Exercise prompt :: Repeat word for word the line with "Give me a plain-text" and every line after it until the records below run out.

— Start of Records for processing —

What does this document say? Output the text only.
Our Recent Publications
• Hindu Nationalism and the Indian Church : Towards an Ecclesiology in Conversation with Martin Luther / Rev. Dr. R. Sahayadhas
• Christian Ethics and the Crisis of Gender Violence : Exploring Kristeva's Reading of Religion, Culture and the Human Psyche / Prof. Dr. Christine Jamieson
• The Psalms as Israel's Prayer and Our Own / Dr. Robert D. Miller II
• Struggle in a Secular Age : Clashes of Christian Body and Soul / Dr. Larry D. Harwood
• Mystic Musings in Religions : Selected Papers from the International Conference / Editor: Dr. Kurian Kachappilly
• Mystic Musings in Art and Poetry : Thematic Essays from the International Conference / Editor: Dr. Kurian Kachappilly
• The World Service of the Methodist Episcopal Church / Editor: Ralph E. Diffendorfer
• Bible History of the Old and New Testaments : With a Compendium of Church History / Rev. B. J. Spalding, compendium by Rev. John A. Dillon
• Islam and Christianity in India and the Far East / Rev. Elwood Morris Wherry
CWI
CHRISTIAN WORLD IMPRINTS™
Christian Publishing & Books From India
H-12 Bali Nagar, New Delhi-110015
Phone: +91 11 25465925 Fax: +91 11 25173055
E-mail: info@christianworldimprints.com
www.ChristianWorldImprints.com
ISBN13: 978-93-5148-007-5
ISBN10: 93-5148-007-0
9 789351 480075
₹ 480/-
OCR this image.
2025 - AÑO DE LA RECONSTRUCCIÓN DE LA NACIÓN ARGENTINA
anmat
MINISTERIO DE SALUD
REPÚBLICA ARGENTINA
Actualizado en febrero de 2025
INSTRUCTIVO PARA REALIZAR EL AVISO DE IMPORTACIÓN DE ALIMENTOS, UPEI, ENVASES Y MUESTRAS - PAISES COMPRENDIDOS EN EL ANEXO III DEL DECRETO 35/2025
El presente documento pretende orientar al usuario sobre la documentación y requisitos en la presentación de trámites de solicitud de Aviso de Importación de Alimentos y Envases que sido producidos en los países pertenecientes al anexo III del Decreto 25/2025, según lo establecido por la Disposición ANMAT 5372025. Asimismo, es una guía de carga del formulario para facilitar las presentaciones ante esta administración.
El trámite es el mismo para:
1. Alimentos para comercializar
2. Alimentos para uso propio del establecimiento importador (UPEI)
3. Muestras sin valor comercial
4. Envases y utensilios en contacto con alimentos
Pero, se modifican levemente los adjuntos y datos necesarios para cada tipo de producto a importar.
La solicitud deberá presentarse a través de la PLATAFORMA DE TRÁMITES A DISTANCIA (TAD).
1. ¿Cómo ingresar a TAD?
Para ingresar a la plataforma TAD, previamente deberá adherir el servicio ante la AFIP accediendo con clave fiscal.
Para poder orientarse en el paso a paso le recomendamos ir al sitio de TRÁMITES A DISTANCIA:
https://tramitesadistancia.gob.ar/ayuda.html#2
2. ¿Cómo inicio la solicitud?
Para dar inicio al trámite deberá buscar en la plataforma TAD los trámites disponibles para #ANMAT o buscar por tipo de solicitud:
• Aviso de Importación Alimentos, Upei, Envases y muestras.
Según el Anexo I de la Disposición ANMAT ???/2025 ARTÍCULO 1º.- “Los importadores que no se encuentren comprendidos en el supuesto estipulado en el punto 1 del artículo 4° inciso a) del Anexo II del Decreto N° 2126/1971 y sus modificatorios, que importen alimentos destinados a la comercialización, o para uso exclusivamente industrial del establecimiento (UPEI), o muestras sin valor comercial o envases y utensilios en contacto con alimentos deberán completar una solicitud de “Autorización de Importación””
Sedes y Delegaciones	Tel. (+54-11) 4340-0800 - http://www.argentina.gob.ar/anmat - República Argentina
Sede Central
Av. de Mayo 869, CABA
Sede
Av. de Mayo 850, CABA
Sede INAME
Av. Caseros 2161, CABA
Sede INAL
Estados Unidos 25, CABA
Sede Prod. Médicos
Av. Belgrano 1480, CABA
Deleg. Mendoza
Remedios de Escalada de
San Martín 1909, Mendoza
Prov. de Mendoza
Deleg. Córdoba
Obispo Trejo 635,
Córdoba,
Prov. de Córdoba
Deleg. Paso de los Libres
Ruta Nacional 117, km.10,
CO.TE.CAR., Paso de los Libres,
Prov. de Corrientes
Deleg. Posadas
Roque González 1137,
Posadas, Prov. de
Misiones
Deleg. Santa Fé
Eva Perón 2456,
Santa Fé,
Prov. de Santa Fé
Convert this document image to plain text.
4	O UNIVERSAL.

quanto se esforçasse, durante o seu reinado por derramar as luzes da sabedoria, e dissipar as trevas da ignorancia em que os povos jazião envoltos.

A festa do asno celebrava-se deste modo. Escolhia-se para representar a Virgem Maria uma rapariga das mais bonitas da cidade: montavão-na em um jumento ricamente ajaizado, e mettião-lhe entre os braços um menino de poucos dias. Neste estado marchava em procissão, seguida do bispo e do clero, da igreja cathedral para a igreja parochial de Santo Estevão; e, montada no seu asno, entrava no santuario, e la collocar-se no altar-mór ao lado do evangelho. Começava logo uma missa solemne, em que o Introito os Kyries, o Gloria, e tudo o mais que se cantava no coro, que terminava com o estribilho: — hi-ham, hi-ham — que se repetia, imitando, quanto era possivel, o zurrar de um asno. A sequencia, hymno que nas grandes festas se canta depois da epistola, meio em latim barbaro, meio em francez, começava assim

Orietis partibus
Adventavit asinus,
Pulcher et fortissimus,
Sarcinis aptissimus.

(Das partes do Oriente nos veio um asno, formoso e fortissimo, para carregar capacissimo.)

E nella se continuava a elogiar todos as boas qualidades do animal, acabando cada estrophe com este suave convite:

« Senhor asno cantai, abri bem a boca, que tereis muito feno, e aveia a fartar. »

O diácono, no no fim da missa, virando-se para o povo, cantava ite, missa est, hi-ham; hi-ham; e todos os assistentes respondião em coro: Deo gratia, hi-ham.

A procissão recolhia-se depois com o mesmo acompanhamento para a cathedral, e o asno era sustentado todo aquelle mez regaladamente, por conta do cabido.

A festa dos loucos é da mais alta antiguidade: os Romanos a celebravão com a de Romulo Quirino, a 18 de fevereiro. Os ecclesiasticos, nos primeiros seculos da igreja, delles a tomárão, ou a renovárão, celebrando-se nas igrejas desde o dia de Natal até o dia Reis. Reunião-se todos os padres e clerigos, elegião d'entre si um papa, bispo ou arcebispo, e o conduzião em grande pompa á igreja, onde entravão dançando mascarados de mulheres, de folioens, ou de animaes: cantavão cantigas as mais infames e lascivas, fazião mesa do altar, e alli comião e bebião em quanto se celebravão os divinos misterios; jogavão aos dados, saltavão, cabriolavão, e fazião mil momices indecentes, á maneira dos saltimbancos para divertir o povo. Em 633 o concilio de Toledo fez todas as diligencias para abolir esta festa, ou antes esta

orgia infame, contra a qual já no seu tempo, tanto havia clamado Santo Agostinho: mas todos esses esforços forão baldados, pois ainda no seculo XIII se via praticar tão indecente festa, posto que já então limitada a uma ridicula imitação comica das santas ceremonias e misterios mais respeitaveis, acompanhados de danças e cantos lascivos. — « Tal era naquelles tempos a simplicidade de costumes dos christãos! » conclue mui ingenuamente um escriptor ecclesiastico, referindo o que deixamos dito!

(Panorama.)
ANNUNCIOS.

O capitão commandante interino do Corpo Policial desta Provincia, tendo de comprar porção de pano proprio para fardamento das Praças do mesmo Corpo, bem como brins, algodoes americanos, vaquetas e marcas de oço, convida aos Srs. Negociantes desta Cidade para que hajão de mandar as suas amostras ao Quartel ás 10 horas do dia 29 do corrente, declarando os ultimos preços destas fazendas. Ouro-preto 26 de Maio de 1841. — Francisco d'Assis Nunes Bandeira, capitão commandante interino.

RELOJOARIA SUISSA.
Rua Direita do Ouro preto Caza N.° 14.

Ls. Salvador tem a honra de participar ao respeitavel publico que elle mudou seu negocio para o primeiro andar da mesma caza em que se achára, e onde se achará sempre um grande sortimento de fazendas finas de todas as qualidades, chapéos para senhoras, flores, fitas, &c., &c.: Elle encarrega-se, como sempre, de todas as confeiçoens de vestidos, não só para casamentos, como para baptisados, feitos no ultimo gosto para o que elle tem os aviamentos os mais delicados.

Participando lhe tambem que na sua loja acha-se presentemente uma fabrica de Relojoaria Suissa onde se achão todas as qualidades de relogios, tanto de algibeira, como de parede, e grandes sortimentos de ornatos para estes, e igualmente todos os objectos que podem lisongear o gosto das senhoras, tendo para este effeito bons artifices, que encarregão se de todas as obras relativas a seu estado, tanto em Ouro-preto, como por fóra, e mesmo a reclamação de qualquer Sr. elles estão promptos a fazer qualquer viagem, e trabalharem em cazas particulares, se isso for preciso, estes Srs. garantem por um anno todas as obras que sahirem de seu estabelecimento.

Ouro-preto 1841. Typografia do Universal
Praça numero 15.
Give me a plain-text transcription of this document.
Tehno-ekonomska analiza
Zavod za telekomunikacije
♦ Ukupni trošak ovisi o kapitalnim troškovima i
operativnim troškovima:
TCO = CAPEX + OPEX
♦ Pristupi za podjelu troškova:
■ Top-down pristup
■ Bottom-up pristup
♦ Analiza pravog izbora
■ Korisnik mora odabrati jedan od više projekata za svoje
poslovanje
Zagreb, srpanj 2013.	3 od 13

— End of Records for processing —

Answer ::
Give me a plain-text transcription of this document.
Tehno-ekonomska analiza
Zavod za telekomunikacije
♦ Ukupni trošak ovisi o kapitalnim troškovima i
operativnim troškovima:
TCO = CAPEX + OPEX
♦ Pristupi za podjelu troškova:
■ Top-down pristup
■ Bottom-up pristup
♦ Analiza pravog izbora
■ Korisnik mora odabrati jedan od više projekata za svoje
poslovanje
Zagreb, srpanj 2013.	3 od 13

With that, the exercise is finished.